#### TASK MATERIAL
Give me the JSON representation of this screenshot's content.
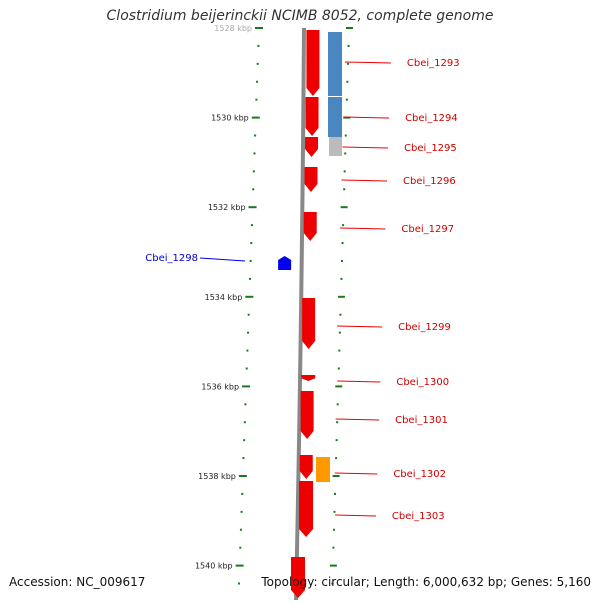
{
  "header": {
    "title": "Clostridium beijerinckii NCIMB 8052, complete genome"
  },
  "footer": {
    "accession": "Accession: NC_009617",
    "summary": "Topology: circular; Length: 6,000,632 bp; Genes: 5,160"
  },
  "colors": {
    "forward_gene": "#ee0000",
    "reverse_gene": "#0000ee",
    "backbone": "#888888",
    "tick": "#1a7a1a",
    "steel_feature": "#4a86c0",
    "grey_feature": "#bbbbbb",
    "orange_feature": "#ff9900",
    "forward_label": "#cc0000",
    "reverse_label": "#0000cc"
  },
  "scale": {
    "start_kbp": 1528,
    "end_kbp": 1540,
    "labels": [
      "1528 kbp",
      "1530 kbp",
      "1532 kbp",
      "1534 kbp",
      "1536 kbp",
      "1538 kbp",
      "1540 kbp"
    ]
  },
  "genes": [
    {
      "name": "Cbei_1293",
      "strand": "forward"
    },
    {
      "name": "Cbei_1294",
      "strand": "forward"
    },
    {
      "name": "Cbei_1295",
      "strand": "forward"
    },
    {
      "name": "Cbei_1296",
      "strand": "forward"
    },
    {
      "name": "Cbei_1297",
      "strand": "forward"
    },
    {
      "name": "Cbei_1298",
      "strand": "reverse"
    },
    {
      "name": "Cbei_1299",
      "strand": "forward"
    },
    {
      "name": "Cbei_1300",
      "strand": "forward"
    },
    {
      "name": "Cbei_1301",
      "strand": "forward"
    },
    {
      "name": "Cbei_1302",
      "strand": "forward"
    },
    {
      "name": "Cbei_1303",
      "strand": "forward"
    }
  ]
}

#### WORK REQUEST
Print the data above exactly; drop every picture.

#### RESPONSE TO THE TASK
Give me the JSON representation of this screenshot's content.
{
  "header": {
    "title": "Clostridium beijerinckii NCIMB 8052, complete genome"
  },
  "footer": {
    "accession": "Accession: NC_009617",
    "summary": "Topology: circular; Length: 6,000,632 bp; Genes: 5,160"
  },
  "colors": {
    "forward_gene": "#ee0000",
    "reverse_gene": "#0000ee",
    "backbone": "#888888",
    "tick": "#1a7a1a",
    "steel_feature": "#4a86c0",
    "grey_feature": "#bbbbbb",
    "orange_feature": "#ff9900",
    "forward_label": "#cc0000",
    "reverse_label": "#0000cc"
  },
  "scale": {
    "start_kbp": 1528,
    "end_kbp": 1540,
    "labels": [
      "1528 kbp",
      "1530 kbp",
      "1532 kbp",
      "1534 kbp",
      "1536 kbp",
      "1538 kbp",
      "1540 kbp"
    ]
  },
  "genes": [
    {
      "name": "Cbei_1293",
      "strand": "forward"
    },
    {
      "name": "Cbei_1294",
      "strand": "forward"
    },
    {
      "name": "Cbei_1295",
      "strand": "forward"
    },
    {
      "name": "Cbei_1296",
      "strand": "forward"
    },
    {
      "name": "Cbei_1297",
      "strand": "forward"
    },
    {
      "name": "Cbei_1298",
      "strand": "reverse"
    },
    {
      "name": "Cbei_1299",
      "strand": "forward"
    },
    {
      "name": "Cbei_1300",
      "strand": "forward"
    },
    {
      "name": "Cbei_1301",
      "strand": "forward"
    },
    {
      "name": "Cbei_1302",
      "strand": "forward"
    },
    {
      "name": "Cbei_1303",
      "strand": "forward"
    }
  ]
}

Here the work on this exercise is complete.